EXERCISE DETAILS → Wherever the string "ولسان" appears in the listing, copy that line.

AVAILABLE RECORDS →
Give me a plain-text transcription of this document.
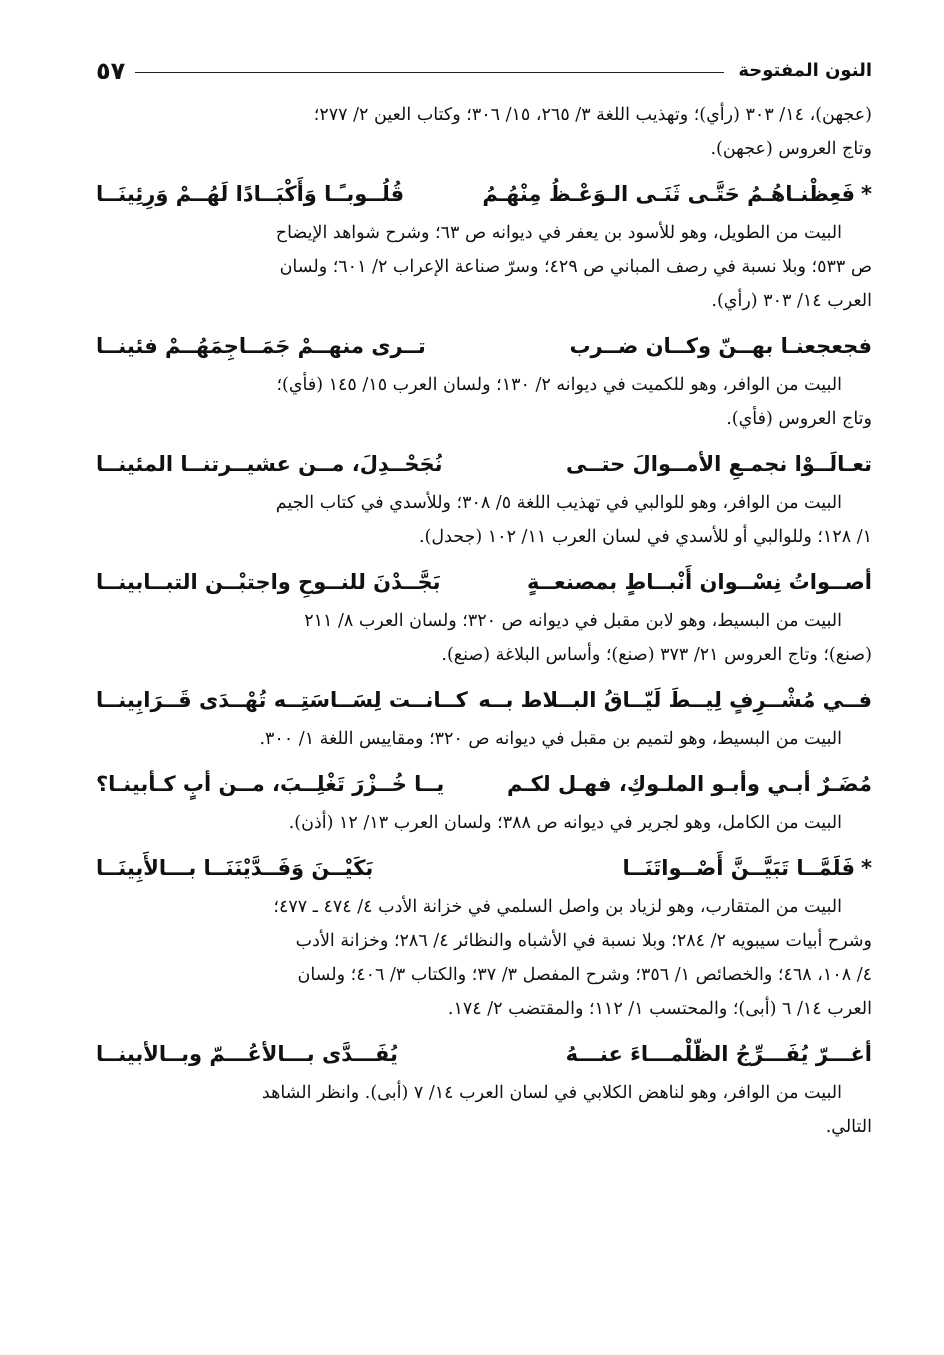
النون المفتوحة
٥٧

(عجهن)، ١٤/ ٣٠٣ (رأي)؛ وتهذيب اللغة ٣/ ٢٦٥، ١٥/ ٣٠٦؛ وكتاب العين ٢/ ٢٧٧؛

وتاج العروس (عجهن).

*فَعِظْنـاهُـمُ حَتَّـى ثَنَـى الـوَعْـظُ مِنْهُـمُ
قُلُــوبـًـا وَأَكْبَــادًا لَهُــمْ وَرِئِينَــا

البيت من الطويل، وهو للأسود بن يعفر في ديوانه ص ٦٣؛ وشرح شواهد الإيضاح

ص ٥٣٣؛ وبلا نسبة في رصف المباني ص ٤٢٩؛ وسرّ صناعة الإعراب ٢/ ٦٠١؛ ولسان

العرب ١٤/ ٣٠٣ (رأي).

فجعجعنـا بهــنّ وكــان ضــرب
تــرى منهــمْ جَمَــاجِمَهُــمْ فئينــا

البيت من الوافر، وهو للكميت في ديوانه ٢/ ١٣٠؛ ولسان العرب ١٥/ ١٤٥ (فأي)؛

وتاج العروس (فأي).

تعـالَــوْا نجمـعِ الأمــوالَ حتــى
نُجَحْــدِلَ، مــن عشيــرتنــا المئينــا

البيت من الوافر، وهو للوالبي في تهذيب اللغة ٥/ ٣٠٨؛ وللأسدي في كتاب الجيم

١/ ١٢٨؛ وللوالبي أو للأسدي في لسان العرب ١١/ ١٠٢ (جحدل).

أصــواتُ نِسْــوان أَنْبــاطٍ بمصنعــةٍ
بَجَّــدْنَ للنــوحِ واجتبْــن التبــابينــا

البيت من البسيط، وهو لابن مقبل في ديوانه ص ٣٢٠؛ ولسان العرب ٨/ ٢١١

(صنع)؛ وتاج العروس ٢١/ ٣٧٣ (صنع)؛ وأساس البلاغة (صنع).

فــي مُشْــرِفٍ لِيــطَ لَيّــاقُ البــلاط بــه
كــانــت لِسَــاسَتِــه تُهْــدَى قَــرَابِينــا

البيت من البسيط، وهو لتميم بن مقبل في ديوانه ص ٣٢٠؛ ومقاييس اللغة ١/ ٣٠٠.

مُضَـرٌ أبـي وأبـو الملـوكِ، فهـل لكـم
يــا خُــزْرَ تَغْلِــبَ، مــن أبٍ كـأبينـا؟

البيت من الكامل، وهو لجرير في ديوانه ص ٣٨٨؛ ولسان العرب ١٣/ ١٢ (أذن).

*فَلَمَّــا تَبَيَّــنَّ أَصْــواتَنَــا
بَكَيْــنَ وَفَــدَّيْنَنَــا بـــالأَبِينَــا

البيت من المتقارب، وهو لزياد بن واصل السلمي في خزانة الأدب ٤/ ٤٧٤ ـ ٤٧٧؛

وشرح أبيات سيبويه ٢/ ٢٨٤؛ وبلا نسبة في الأشباه والنظائر ٤/ ٢٨٦؛ وخزانة الأدب

٤/ ١٠٨، ٤٦٨؛ والخصائص ١/ ٣٥٦؛ وشرح المفصل ٣/ ٣٧؛ والكتاب ٣/ ٤٠٦؛ ولسان

العرب ١٤/ ٦ (أبى)؛ والمحتسب ١/ ١١٢؛ والمقتضب ٢/ ١٧٤.

أغـــرّ يُفَـــرِّجُ الظّلْمـــاءَ عنـــهُ
يُفَـــدَّى بـــالأعُـــمّ وبــالأبينــا

البيت من الوافر، وهو لناهض الكلابي في لسان العرب ١٤/ ٧ (أبى). وانظر الشاهد

التالي.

ANSWER IN FULL →
ص ٥٣٣؛ وبلا نسبة في رصف المباني ص ٤٢٩؛ وسرّ صناعة الإعراب ٢/ ٦٠١؛ ولسان
البيت من الوافر، وهو للكميت في ديوانه ٢/ ١٣٠؛ ولسان العرب ١٥/ ١٤٥ (فأي)؛
البيت من البسيط، وهو لابن مقبل في ديوانه ص ٣٢٠؛ ولسان العرب ٨/ ٢١١
البيت من الكامل، وهو لجرير في ديوانه ص ٣٨٨؛ ولسان العرب ١٣/ ١٢ (أذن).
٤/ ١٠٨، ٤٦٨؛ والخصائص ١/ ٣٥٦؛ وشرح المفصل ٣/ ٣٧؛ والكتاب ٣/ ٤٠٦؛ ولسان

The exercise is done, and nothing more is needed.